WHAT TO WORK ON:
Go through the records and give each one again exactly.
— START —
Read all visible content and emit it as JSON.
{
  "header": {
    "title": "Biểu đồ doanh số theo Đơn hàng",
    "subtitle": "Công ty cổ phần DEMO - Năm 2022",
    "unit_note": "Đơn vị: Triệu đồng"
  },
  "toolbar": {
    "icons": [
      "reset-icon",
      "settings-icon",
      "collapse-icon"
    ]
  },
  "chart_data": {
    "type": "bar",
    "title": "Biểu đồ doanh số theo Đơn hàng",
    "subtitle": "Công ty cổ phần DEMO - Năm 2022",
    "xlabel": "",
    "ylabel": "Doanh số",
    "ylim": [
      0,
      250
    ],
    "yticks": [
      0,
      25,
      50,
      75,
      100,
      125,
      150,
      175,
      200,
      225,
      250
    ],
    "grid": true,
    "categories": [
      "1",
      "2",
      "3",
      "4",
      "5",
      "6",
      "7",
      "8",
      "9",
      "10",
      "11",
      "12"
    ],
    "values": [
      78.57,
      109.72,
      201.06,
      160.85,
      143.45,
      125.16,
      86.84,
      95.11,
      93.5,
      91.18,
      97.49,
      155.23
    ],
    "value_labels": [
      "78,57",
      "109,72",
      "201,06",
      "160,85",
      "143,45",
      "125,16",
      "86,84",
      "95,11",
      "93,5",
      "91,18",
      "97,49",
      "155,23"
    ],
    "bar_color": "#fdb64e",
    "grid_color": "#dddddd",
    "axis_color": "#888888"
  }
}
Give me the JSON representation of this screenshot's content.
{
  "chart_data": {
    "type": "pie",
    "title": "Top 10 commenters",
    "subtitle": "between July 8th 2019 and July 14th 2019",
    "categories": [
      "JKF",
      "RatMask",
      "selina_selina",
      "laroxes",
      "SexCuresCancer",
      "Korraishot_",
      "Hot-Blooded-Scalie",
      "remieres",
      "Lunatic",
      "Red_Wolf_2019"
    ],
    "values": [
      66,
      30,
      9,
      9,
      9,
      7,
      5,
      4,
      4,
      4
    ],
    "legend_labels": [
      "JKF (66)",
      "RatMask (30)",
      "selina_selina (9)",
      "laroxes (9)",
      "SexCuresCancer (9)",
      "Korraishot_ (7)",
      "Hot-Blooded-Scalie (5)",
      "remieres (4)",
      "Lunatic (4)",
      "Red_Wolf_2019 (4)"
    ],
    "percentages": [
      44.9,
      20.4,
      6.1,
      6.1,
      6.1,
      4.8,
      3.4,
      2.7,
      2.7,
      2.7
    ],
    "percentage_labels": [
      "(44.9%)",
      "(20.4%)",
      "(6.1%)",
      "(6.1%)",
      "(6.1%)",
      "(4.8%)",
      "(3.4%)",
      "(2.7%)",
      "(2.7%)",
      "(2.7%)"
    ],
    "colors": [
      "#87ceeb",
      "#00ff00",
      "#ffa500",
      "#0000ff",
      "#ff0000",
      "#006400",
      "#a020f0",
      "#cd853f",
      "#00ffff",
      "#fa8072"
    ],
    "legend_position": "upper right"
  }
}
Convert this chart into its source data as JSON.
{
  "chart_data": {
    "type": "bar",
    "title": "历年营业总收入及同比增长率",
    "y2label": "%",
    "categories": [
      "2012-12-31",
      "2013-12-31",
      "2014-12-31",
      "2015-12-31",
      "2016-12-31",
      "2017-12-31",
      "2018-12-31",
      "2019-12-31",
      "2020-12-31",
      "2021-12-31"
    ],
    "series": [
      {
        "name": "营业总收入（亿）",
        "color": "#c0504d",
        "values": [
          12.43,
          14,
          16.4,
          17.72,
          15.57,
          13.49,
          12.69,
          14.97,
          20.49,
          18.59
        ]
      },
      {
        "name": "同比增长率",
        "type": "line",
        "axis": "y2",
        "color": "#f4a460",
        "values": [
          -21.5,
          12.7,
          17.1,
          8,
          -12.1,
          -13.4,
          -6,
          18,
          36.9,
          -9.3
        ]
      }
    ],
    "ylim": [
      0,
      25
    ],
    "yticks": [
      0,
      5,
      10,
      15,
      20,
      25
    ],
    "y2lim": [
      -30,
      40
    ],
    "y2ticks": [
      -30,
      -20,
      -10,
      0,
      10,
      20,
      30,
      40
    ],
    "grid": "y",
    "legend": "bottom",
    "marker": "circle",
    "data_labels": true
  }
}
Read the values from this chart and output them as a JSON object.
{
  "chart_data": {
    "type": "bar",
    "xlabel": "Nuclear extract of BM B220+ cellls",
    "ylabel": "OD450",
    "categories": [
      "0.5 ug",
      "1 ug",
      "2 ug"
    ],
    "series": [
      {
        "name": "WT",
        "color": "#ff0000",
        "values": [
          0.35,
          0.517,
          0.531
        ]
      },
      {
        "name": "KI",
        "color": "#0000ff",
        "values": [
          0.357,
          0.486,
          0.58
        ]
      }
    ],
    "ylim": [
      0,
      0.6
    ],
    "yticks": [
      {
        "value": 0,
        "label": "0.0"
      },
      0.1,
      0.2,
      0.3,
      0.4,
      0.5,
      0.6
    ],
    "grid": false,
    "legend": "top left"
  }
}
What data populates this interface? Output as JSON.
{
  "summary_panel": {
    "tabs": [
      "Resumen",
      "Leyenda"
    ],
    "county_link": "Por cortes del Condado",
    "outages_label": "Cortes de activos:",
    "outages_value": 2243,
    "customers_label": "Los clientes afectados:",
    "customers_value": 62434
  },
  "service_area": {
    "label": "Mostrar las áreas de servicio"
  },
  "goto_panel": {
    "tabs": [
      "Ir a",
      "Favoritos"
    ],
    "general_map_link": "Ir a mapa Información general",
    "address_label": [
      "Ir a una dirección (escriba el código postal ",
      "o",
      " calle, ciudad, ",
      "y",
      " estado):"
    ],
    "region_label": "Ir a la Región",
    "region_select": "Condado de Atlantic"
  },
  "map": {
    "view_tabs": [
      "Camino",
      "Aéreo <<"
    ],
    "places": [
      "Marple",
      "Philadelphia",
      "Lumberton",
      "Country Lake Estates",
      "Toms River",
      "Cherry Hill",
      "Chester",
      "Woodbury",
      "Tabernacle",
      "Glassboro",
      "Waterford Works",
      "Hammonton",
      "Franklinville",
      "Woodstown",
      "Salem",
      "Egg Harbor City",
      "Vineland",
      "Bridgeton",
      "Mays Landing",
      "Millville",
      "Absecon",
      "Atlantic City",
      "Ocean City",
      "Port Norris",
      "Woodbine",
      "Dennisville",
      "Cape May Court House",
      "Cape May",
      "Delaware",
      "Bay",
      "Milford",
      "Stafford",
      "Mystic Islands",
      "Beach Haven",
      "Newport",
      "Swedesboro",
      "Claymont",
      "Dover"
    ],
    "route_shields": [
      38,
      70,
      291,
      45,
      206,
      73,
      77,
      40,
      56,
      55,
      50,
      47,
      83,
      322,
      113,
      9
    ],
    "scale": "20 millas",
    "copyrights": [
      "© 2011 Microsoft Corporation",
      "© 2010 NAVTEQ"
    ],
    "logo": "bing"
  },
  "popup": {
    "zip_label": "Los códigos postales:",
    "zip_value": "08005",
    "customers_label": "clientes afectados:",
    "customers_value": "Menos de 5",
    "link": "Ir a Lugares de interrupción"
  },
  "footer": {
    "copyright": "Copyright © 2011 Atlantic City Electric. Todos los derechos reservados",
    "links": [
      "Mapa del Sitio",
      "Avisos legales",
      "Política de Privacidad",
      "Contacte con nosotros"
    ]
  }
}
— END —
RESPONSE TO THE TASK:
Read all visible content and emit it as JSON.
{
  "header": {
    "title": "Biểu đồ doanh số theo Đơn hàng",
    "subtitle": "Công ty cổ phần DEMO - Năm 2022",
    "unit_note": "Đơn vị: Triệu đồng"
  },
  "toolbar": {
    "icons": [
      "reset-icon",
      "settings-icon",
      "collapse-icon"
    ]
  },
  "chart_data": {
    "type": "bar",
    "title": "Biểu đồ doanh số theo Đơn hàng",
    "subtitle": "Công ty cổ phần DEMO - Năm 2022",
    "xlabel": "",
    "ylabel": "Doanh số",
    "ylim": [
      0,
      250
    ],
    "yticks": [
      0,
      25,
      50,
      75,
      100,
      125,
      150,
      175,
      200,
      225,
      250
    ],
    "grid": true,
    "categories": [
      "1",
      "2",
      "3",
      "4",
      "5",
      "6",
      "7",
      "8",
      "9",
      "10",
      "11",
      "12"
    ],
    "values": [
      78.57,
      109.72,
      201.06,
      160.85,
      143.45,
      125.16,
      86.84,
      95.11,
      93.5,
      91.18,
      97.49,
      155.23
    ],
    "value_labels": [
      "78,57",
      "109,72",
      "201,06",
      "160,85",
      "143,45",
      "125,16",
      "86,84",
      "95,11",
      "93,5",
      "91,18",
      "97,49",
      "155,23"
    ],
    "bar_color": "#fdb64e",
    "grid_color": "#dddddd",
    "axis_color": "#888888"
  }
}
Give me the JSON representation of this screenshot's content.
{
  "chart_data": {
    "type": "pie",
    "title": "Top 10 commenters",
    "subtitle": "between July 8th 2019 and July 14th 2019",
    "categories": [
      "JKF",
      "RatMask",
      "selina_selina",
      "laroxes",
      "SexCuresCancer",
      "Korraishot_",
      "Hot-Blooded-Scalie",
      "remieres",
      "Lunatic",
      "Red_Wolf_2019"
    ],
    "values": [
      66,
      30,
      9,
      9,
      9,
      7,
      5,
      4,
      4,
      4
    ],
    "legend_labels": [
      "JKF (66)",
      "RatMask (30)",
      "selina_selina (9)",
      "laroxes (9)",
      "SexCuresCancer (9)",
      "Korraishot_ (7)",
      "Hot-Blooded-Scalie (5)",
      "remieres (4)",
      "Lunatic (4)",
      "Red_Wolf_2019 (4)"
    ],
    "percentages": [
      44.9,
      20.4,
      6.1,
      6.1,
      6.1,
      4.8,
      3.4,
      2.7,
      2.7,
      2.7
    ],
    "percentage_labels": [
      "(44.9%)",
      "(20.4%)",
      "(6.1%)",
      "(6.1%)",
      "(6.1%)",
      "(4.8%)",
      "(3.4%)",
      "(2.7%)",
      "(2.7%)",
      "(2.7%)"
    ],
    "colors": [
      "#87ceeb",
      "#00ff00",
      "#ffa500",
      "#0000ff",
      "#ff0000",
      "#006400",
      "#a020f0",
      "#cd853f",
      "#00ffff",
      "#fa8072"
    ],
    "legend_position": "upper right"
  }
}
Convert this chart into its source data as JSON.
{
  "chart_data": {
    "type": "bar",
    "title": "历年营业总收入及同比增长率",
    "y2label": "%",
    "categories": [
      "2012-12-31",
      "2013-12-31",
      "2014-12-31",
      "2015-12-31",
      "2016-12-31",
      "2017-12-31",
      "2018-12-31",
      "2019-12-31",
      "2020-12-31",
      "2021-12-31"
    ],
    "series": [
      {
        "name": "营业总收入（亿）",
        "color": "#c0504d",
        "values": [
          12.43,
          14,
          16.4,
          17.72,
          15.57,
          13.49,
          12.69,
          14.97,
          20.49,
          18.59
        ]
      },
      {
        "name": "同比增长率",
        "type": "line",
        "axis": "y2",
        "color": "#f4a460",
        "values": [
          -21.5,
          12.7,
          17.1,
          8,
          -12.1,
          -13.4,
          -6,
          18,
          36.9,
          -9.3
        ]
      }
    ],
    "ylim": [
      0,
      25
    ],
    "yticks": [
      0,
      5,
      10,
      15,
      20,
      25
    ],
    "y2lim": [
      -30,
      40
    ],
    "y2ticks": [
      -30,
      -20,
      -10,
      0,
      10,
      20,
      30,
      40
    ],
    "grid": "y",
    "legend": "bottom",
    "marker": "circle",
    "data_labels": true
  }
}
Read the values from this chart and output them as a JSON object.
{
  "chart_data": {
    "type": "bar",
    "xlabel": "Nuclear extract of BM B220+ cellls",
    "ylabel": "OD450",
    "categories": [
      "0.5 ug",
      "1 ug",
      "2 ug"
    ],
    "series": [
      {
        "name": "WT",
        "color": "#ff0000",
        "values": [
          0.35,
          0.517,
          0.531
        ]
      },
      {
        "name": "KI",
        "color": "#0000ff",
        "values": [
          0.357,
          0.486,
          0.58
        ]
      }
    ],
    "ylim": [
      0,
      0.6
    ],
    "yticks": [
      {
        "value": 0,
        "label": "0.0"
      },
      0.1,
      0.2,
      0.3,
      0.4,
      0.5,
      0.6
    ],
    "grid": false,
    "legend": "top left"
  }
}
What data populates this interface? Output as JSON.
{
  "summary_panel": {
    "tabs": [
      "Resumen",
      "Leyenda"
    ],
    "county_link": "Por cortes del Condado",
    "outages_label": "Cortes de activos:",
    "outages_value": 2243,
    "customers_label": "Los clientes afectados:",
    "customers_value": 62434
  },
  "service_area": {
    "label": "Mostrar las áreas de servicio"
  },
  "goto_panel": {
    "tabs": [
      "Ir a",
      "Favoritos"
    ],
    "general_map_link": "Ir a mapa Información general",
    "address_label": [
      "Ir a una dirección (escriba el código postal ",
      "o",
      " calle, ciudad, ",
      "y",
      " estado):"
    ],
    "region_label": "Ir a la Región",
    "region_select": "Condado de Atlantic"
  },
  "map": {
    "view_tabs": [
      "Camino",
      "Aéreo <<"
    ],
    "places": [
      "Marple",
      "Philadelphia",
      "Lumberton",
      "Country Lake Estates",
      "Toms River",
      "Cherry Hill",
      "Chester",
      "Woodbury",
      "Tabernacle",
      "Glassboro",
      "Waterford Works",
      "Hammonton",
      "Franklinville",
      "Woodstown",
      "Salem",
      "Egg Harbor City",
      "Vineland",
      "Bridgeton",
      "Mays Landing",
      "Millville",
      "Absecon",
      "Atlantic City",
      "Ocean City",
      "Port Norris",
      "Woodbine",
      "Dennisville",
      "Cape May Court House",
      "Cape May",
      "Delaware",
      "Bay",
      "Milford",
      "Stafford",
      "Mystic Islands",
      "Beach Haven",
      "Newport",
      "Swedesboro",
      "Claymont",
      "Dover"
    ],
    "route_shields": [
      38,
      70,
      291,
      45,
      206,
      73,
      77,
      40,
      56,
      55,
      50,
      47,
      83,
      322,
      113,
      9
    ],
    "scale": "20 millas",
    "copyrights": [
      "© 2011 Microsoft Corporation",
      "© 2010 NAVTEQ"
    ],
    "logo": "bing"
  },
  "popup": {
    "zip_label": "Los códigos postales:",
    "zip_value": "08005",
    "customers_label": "clientes afectados:",
    "customers_value": "Menos de 5",
    "link": "Ir a Lugares de interrupción"
  },
  "footer": {
    "copyright": "Copyright © 2011 Atlantic City Electric. Todos los derechos reservados",
    "links": [
      "Mapa del Sitio",
      "Avisos legales",
      "Política de Privacidad",
      "Contacte con nosotros"
    ]
  }
}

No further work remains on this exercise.